** Opening DATA TO USE block **
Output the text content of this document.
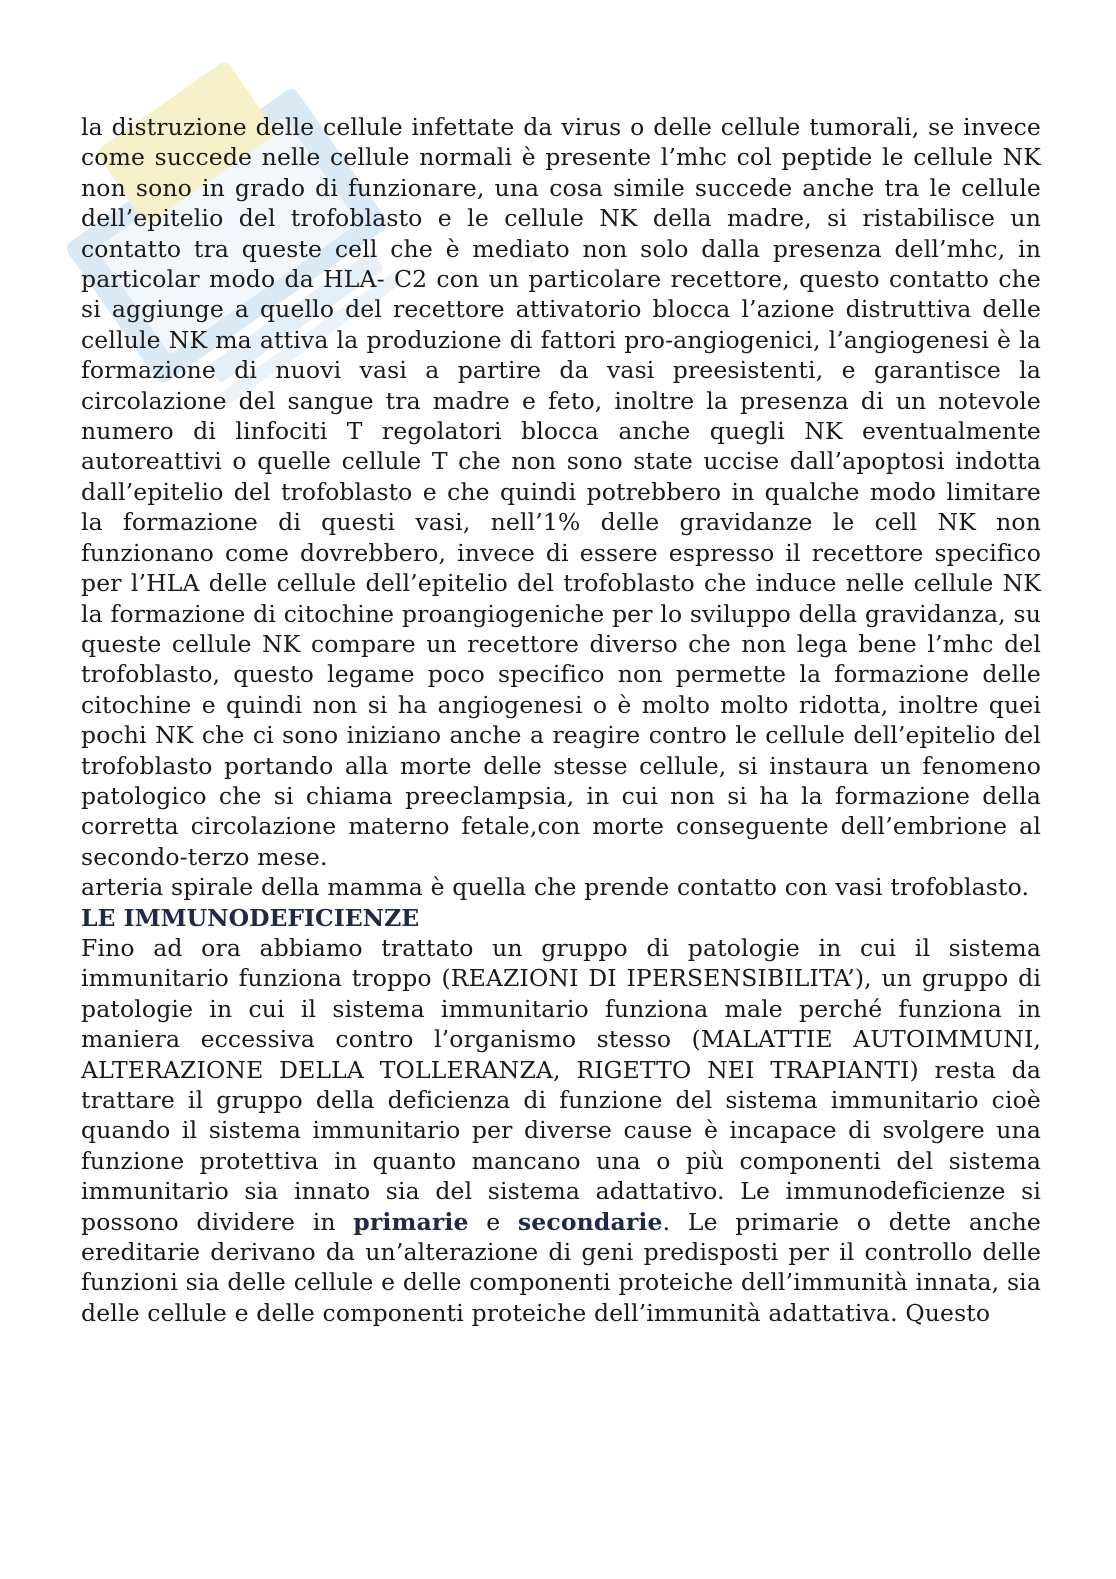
la distruzione delle cellule infettate da virus o delle cellule tumorali, se invece come succede nelle cellule normali è presente l’mhc col peptide le cellule NK non sono in grado di funzionare, una cosa simile succede anche tra le cellule dell’epitelio del trofoblasto e le cellule NK della madre, si ristabilisce un contatto tra queste cell che è mediato non solo dalla presenza dell’mhc, in particolar modo da HLA- C2 con un particolare recettore, questo contatto che si aggiunge a quello del recettore attivatorio blocca l’azione distruttiva delle cellule NK ma attiva la produzione di fattori pro-angiogenici, l’angiogenesi è la formazione di nuovi vasi a partire da vasi preesistenti, e garantisce la circolazione del sangue tra madre e feto, inoltre la presenza di un notevole numero di linfociti T regolatori blocca anche quegli NK eventualmente autoreattivi o quelle cellule T che non sono state uccise dall’apoptosi indotta dall’epitelio del trofoblasto e che quindi potrebbero in qualche modo limitare la formazione di questi vasi, nell’1% delle gravidanze le cell NK non funzionano come dovrebbero, invece di essere espresso il recettore specifico per l’HLA delle cellule dell’epitelio del trofoblasto che induce nelle cellule NK la formazione di citochine proangiogeniche per lo sviluppo della gravidanza, su queste cellule NK compare un recettore diverso che non lega bene l’mhc del trofoblasto, questo legame poco specifico non permette la formazione delle citochine e quindi non si ha angiogenesi o è molto molto ridotta, inoltre quei pochi NK che ci sono iniziano anche a reagire contro le cellule dell’epitelio del trofoblasto portando alla morte delle stesse cellule, si instaura un fenomeno patologico che si chiama preeclampsia, in cui non si ha la formazione della corretta circolazione materno fetale,con morte conseguente dell’embrione al secondo-terzo mese.

arteria spirale della mamma è quella che prende contatto con vasi trofoblasto.

LE IMMUNODEFICIENZE

Fino ad ora abbiamo trattato un gruppo di patologie in cui il sistema immunitario funziona troppo (REAZIONI DI IPERSENSIBILITA’), un gruppo di patologie in cui il sistema immunitario funziona male perché funziona in maniera eccessiva contro l’organismo stesso (MALATTIE AUTOIMMUNI, ALTERAZIONE DELLA TOLLERANZA, RIGETTO NEI TRAPIANTI) resta da trattare il gruppo della deficienza di funzione del sistema immunitario cioè quando il sistema immunitario per diverse cause è incapace di svolgere una funzione protettiva in quanto mancano una o più componenti del sistema immunitario sia innato sia del sistema adattativo. Le immunodeficienze si possono dividere in primarie e secondarie. Le primarie o dette anche ereditarie derivano da un’alterazione di geni predisposti per il controllo delle funzioni sia delle cellule e delle componenti proteiche dell’immunità innata, sia delle cellule e delle componenti proteiche dell’immunità adattativa. Questo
** Closing DATA TO USE block **
- **EXERCISE INSTRUCTIONS**:
Exact reproduction of the entries above is required, with pictures excluded.

- **TASK RESPONSE**:
Output the text content of this document.
la distruzione delle cellule infettate da virus o delle cellule tumorali, se invece come succede nelle cellule normali è presente l’mhc col peptide le cellule NK non sono in grado di funzionare, una cosa simile succede anche tra le cellule dell’epitelio del trofoblasto e le cellule NK della madre, si ristabilisce un contatto tra queste cell che è mediato non solo dalla presenza dell’mhc, in particolar modo da HLA- C2 con un particolare recettore, questo contatto che si aggiunge a quello del recettore attivatorio blocca l’azione distruttiva delle cellule NK ma attiva la produzione di fattori pro-angiogenici, l’angiogenesi è la formazione di nuovi vasi a partire da vasi preesistenti, e garantisce la circolazione del sangue tra madre e feto, inoltre la presenza di un notevole numero di linfociti T regolatori blocca anche quegli NK eventualmente autoreattivi o quelle cellule T che non sono state uccise dall’apoptosi indotta dall’epitelio del trofoblasto e che quindi potrebbero in qualche modo limitare la formazione di questi vasi, nell’1% delle gravidanze le cell NK non funzionano come dovrebbero, invece di essere espresso il recettore specifico per l’HLA delle cellule dell’epitelio del trofoblasto che induce nelle cellule NK la formazione di citochine proangiogeniche per lo sviluppo della gravidanza, su queste cellule NK compare un recettore diverso che non lega bene l’mhc del trofoblasto, questo legame poco specifico non permette la formazione delle citochine e quindi non si ha angiogenesi o è molto molto ridotta, inoltre quei pochi NK che ci sono iniziano anche a reagire contro le cellule dell’epitelio del trofoblasto portando alla morte delle stesse cellule, si instaura un fenomeno patologico che si chiama preeclampsia, in cui non si ha la formazione della corretta circolazione materno fetale,con morte conseguente dell’embrione al secondo-terzo mese.

arteria spirale della mamma è quella che prende contatto con vasi trofoblasto.

LE IMMUNODEFICIENZE

Fino ad ora abbiamo trattato un gruppo di patologie in cui il sistema immunitario funziona troppo (REAZIONI DI IPERSENSIBILITA’), un gruppo di patologie in cui il sistema immunitario funziona male perché funziona in maniera eccessiva contro l’organismo stesso (MALATTIE AUTOIMMUNI, ALTERAZIONE DELLA TOLLERANZA, RIGETTO NEI TRAPIANTI) resta da trattare il gruppo della deficienza di funzione del sistema immunitario cioè quando il sistema immunitario per diverse cause è incapace di svolgere una funzione protettiva in quanto mancano una o più componenti del sistema immunitario sia innato sia del sistema adattativo. Le immunodeficienze si possono dividere in primarie e secondarie. Le primarie o dette anche ereditarie derivano da un’alterazione di geni predisposti per il controllo delle funzioni sia delle cellule e delle componenti proteiche dell’immunità innata, sia delle cellule e delle componenti proteiche dell’immunità adattativa. Questo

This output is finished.